Task objective
Search the material below for the word "name". Copy every line that has it.

(Records from a dataset)
──────────────────────────────
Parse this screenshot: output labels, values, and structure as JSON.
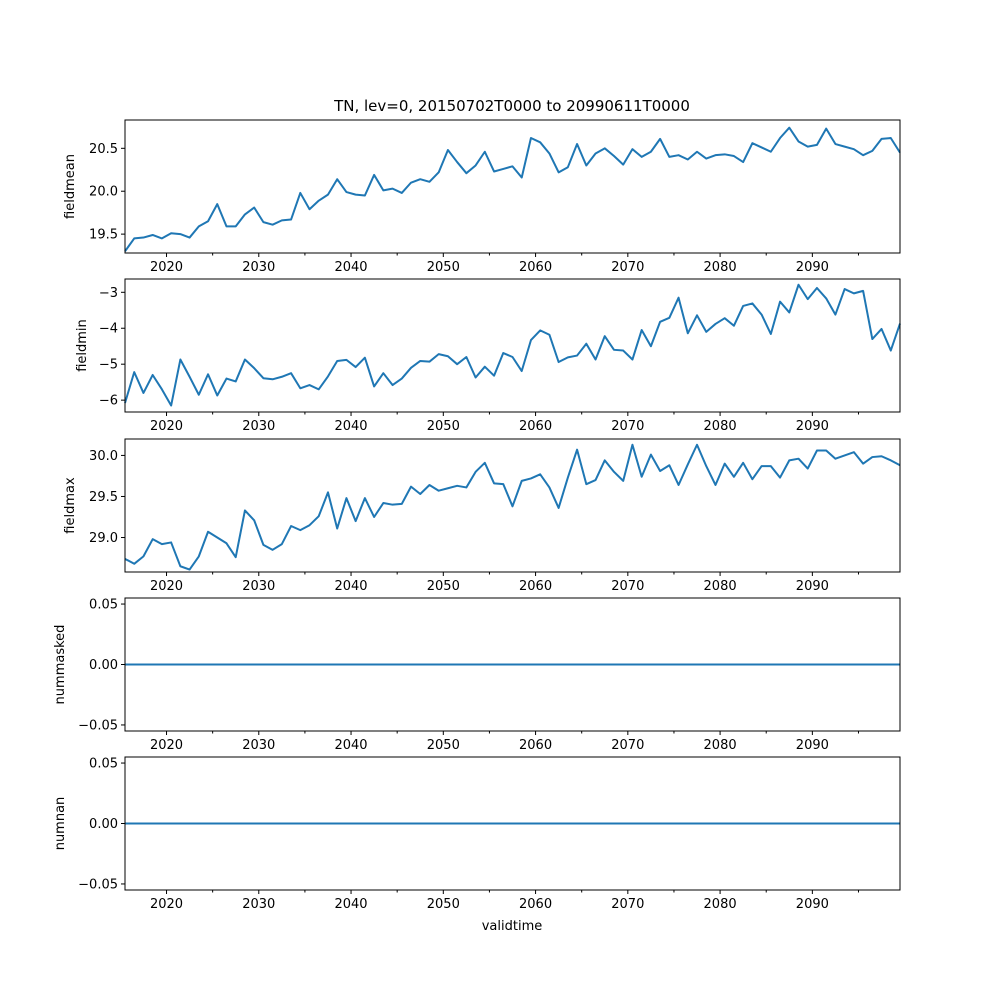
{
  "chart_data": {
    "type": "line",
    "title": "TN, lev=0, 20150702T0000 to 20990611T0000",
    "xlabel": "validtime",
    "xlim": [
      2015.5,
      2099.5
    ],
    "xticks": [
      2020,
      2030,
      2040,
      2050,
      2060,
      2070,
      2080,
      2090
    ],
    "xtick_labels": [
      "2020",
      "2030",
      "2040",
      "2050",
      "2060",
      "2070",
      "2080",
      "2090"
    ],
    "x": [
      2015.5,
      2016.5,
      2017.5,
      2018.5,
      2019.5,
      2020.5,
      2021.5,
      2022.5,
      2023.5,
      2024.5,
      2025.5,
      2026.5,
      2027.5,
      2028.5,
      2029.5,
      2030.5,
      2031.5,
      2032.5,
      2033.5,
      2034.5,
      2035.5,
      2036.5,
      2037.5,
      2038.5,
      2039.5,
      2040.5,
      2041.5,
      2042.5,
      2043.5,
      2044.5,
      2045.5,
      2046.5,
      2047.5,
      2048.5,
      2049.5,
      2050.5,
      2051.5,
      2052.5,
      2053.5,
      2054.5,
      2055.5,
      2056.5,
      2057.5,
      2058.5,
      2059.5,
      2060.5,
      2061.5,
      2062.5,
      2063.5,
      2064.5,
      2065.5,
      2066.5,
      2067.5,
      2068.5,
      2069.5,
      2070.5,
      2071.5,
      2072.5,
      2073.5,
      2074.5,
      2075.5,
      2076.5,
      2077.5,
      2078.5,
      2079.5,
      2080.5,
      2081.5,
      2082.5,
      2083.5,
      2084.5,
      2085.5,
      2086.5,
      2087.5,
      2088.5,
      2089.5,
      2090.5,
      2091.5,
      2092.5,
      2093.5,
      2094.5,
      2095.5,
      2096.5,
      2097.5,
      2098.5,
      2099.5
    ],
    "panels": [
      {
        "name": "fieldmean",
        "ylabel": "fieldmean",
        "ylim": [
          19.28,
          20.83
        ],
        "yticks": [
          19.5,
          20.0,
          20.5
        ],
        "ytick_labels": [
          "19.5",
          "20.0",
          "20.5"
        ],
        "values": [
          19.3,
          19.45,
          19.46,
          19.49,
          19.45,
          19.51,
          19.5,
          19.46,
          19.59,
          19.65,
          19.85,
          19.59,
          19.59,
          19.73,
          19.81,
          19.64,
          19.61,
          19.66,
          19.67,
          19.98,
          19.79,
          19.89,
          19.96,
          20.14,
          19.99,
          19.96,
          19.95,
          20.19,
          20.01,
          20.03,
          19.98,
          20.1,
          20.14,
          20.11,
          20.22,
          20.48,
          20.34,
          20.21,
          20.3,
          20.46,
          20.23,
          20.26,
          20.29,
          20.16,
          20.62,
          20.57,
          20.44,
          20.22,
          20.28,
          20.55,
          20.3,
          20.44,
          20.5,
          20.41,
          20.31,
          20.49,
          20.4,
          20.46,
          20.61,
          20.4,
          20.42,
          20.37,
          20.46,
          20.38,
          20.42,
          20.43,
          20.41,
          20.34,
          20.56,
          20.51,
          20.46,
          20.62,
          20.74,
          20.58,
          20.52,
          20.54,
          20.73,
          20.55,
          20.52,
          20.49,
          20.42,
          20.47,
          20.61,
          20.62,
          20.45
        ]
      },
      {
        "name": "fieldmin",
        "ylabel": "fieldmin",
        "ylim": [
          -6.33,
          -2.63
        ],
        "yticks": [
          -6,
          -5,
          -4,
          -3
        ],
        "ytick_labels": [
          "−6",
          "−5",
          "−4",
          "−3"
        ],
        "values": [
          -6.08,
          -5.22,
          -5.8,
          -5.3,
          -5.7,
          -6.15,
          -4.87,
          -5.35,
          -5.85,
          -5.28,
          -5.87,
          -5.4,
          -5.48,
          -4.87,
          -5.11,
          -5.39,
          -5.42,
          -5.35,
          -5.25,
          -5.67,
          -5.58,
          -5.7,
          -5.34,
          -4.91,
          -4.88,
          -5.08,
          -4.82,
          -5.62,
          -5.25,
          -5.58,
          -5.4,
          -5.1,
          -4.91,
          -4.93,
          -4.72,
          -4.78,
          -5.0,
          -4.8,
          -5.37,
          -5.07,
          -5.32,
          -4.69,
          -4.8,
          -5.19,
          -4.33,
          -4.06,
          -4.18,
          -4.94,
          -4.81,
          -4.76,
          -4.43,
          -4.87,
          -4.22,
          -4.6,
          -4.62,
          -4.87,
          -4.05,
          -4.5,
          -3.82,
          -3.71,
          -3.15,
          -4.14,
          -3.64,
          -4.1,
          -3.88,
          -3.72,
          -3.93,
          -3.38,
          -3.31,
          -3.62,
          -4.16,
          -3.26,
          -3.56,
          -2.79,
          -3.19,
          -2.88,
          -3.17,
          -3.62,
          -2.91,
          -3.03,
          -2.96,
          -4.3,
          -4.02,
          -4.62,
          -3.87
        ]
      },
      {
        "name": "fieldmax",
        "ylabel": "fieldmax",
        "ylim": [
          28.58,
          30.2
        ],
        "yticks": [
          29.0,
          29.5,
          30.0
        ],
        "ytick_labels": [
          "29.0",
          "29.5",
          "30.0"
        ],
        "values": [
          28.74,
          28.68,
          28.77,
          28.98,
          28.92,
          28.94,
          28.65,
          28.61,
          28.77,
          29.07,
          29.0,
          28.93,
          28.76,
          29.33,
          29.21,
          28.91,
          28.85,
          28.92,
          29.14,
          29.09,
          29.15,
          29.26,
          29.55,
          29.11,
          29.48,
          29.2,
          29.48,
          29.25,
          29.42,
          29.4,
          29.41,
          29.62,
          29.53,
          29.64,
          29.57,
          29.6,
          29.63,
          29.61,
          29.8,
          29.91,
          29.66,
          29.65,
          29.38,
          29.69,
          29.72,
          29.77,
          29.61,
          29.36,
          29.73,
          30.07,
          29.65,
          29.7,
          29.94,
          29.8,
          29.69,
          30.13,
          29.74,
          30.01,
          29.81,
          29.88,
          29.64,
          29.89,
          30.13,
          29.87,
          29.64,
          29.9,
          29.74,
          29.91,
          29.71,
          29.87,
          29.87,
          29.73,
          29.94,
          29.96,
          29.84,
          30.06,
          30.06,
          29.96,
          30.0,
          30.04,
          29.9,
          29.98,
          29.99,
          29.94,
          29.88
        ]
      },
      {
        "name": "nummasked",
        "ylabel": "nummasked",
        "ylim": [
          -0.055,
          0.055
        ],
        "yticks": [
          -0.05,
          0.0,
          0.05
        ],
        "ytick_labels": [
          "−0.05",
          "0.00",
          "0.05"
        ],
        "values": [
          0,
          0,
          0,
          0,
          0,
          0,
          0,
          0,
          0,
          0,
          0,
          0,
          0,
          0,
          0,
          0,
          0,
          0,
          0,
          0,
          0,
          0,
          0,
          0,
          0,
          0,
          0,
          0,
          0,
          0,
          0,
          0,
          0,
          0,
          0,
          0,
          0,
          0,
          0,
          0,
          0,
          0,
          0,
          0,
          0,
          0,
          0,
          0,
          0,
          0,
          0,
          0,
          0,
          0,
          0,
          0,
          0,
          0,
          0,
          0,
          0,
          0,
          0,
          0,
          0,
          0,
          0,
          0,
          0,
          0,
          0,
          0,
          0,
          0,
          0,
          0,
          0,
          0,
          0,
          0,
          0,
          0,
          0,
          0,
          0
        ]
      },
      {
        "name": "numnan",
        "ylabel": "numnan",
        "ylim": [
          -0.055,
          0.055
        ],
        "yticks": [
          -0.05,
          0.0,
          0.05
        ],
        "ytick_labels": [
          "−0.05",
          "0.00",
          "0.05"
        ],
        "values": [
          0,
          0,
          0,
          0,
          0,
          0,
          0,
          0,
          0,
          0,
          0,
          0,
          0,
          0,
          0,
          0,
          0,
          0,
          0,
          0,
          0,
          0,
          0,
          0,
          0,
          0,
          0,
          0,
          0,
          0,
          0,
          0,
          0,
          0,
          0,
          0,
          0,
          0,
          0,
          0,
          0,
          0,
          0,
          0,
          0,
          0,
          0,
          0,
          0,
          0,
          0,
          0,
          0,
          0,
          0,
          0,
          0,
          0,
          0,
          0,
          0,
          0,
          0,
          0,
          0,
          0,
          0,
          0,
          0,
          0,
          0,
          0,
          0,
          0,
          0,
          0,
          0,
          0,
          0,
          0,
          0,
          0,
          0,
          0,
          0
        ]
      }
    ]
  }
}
──────────────────────────────
Answer to the exercise
        "name": "fieldmean",
        "name": "fieldmin",
        "name": "fieldmax",
        "name": "nummasked",
        "name": "numnan",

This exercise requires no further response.